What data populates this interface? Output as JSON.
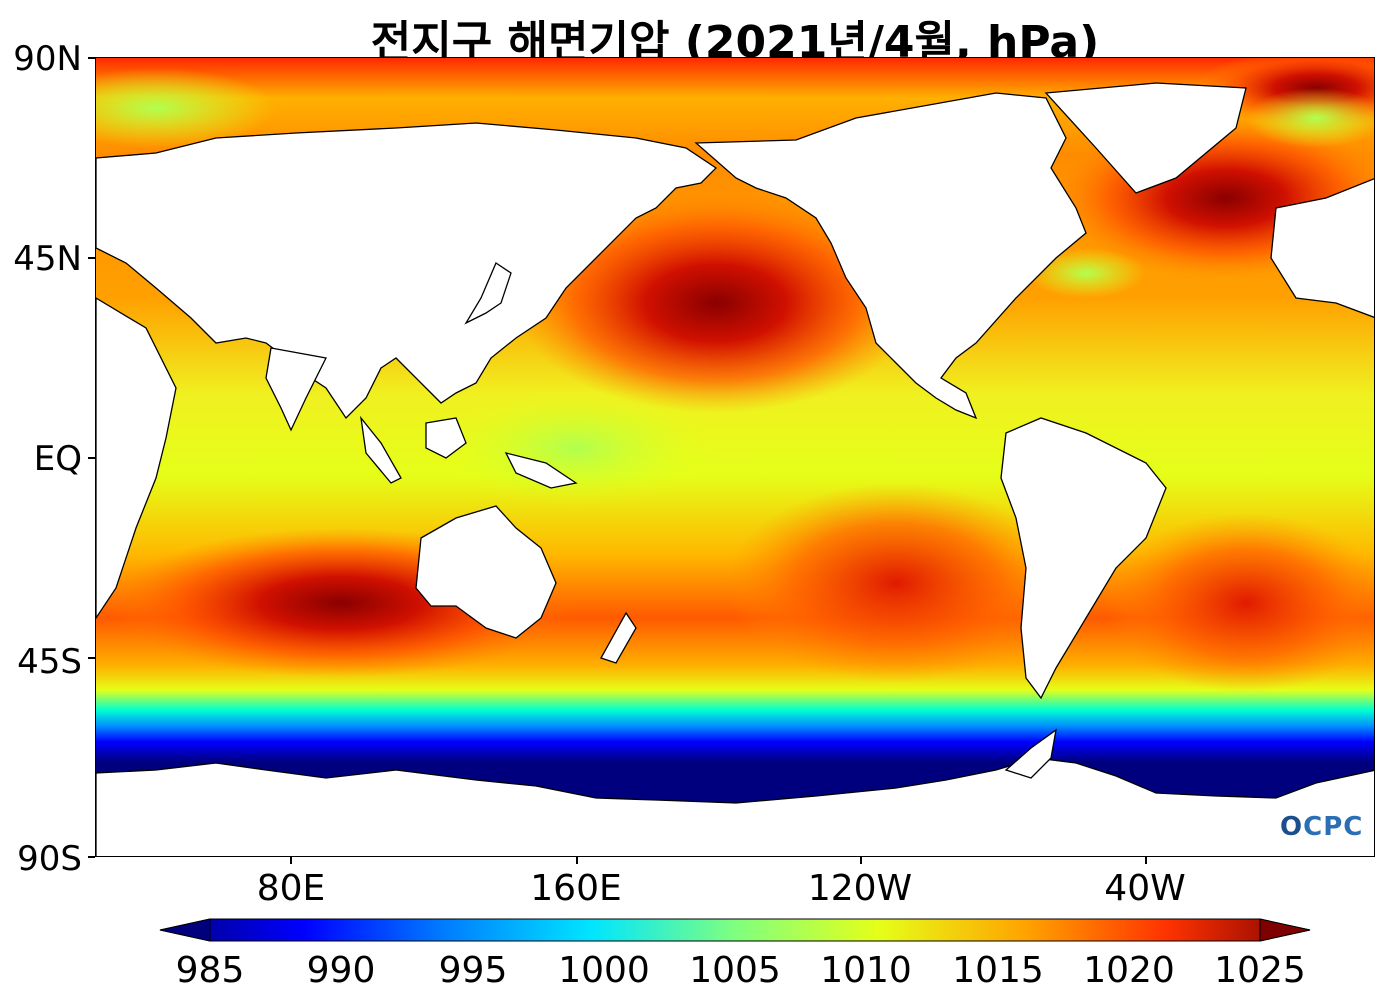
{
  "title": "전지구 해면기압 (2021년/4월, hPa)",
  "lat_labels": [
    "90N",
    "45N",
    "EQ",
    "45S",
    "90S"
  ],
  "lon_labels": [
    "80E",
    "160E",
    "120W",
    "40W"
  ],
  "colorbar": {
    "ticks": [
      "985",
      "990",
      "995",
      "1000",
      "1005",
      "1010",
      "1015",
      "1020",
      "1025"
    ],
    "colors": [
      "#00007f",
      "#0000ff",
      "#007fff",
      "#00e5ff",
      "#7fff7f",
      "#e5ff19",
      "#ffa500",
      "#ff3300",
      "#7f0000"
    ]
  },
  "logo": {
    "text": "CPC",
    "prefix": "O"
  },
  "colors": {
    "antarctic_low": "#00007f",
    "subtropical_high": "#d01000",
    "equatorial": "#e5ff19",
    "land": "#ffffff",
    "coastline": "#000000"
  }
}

* * *

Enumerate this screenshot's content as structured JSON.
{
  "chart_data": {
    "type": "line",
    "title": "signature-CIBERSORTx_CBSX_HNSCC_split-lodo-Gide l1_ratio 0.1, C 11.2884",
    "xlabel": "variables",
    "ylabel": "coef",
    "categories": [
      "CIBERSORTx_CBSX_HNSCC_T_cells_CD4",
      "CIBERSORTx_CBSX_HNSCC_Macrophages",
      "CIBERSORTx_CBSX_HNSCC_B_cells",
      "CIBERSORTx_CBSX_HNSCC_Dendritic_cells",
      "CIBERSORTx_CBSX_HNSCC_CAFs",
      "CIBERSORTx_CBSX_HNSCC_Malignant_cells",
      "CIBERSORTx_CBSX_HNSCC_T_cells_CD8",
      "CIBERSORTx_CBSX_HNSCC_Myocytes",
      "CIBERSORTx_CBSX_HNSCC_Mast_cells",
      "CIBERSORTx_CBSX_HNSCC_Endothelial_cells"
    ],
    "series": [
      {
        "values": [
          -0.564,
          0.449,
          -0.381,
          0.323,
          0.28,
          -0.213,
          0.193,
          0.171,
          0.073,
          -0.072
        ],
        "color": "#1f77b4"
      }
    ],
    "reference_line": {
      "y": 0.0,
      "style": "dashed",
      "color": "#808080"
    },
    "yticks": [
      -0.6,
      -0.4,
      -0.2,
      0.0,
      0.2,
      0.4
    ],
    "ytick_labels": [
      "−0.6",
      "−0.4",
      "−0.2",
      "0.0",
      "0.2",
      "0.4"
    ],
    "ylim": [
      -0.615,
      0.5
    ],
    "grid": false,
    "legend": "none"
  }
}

* Exercise *
Go through the material and copy out every line with "title" in it.

* Exercise answer *
  "title": "전지구 해면기압 (2021년/4월, hPa)",
    "title": "signature-CIBERSORTx_CBSX_HNSCC_split-lodo-Gide l1_ratio 0.1, C 11.2884",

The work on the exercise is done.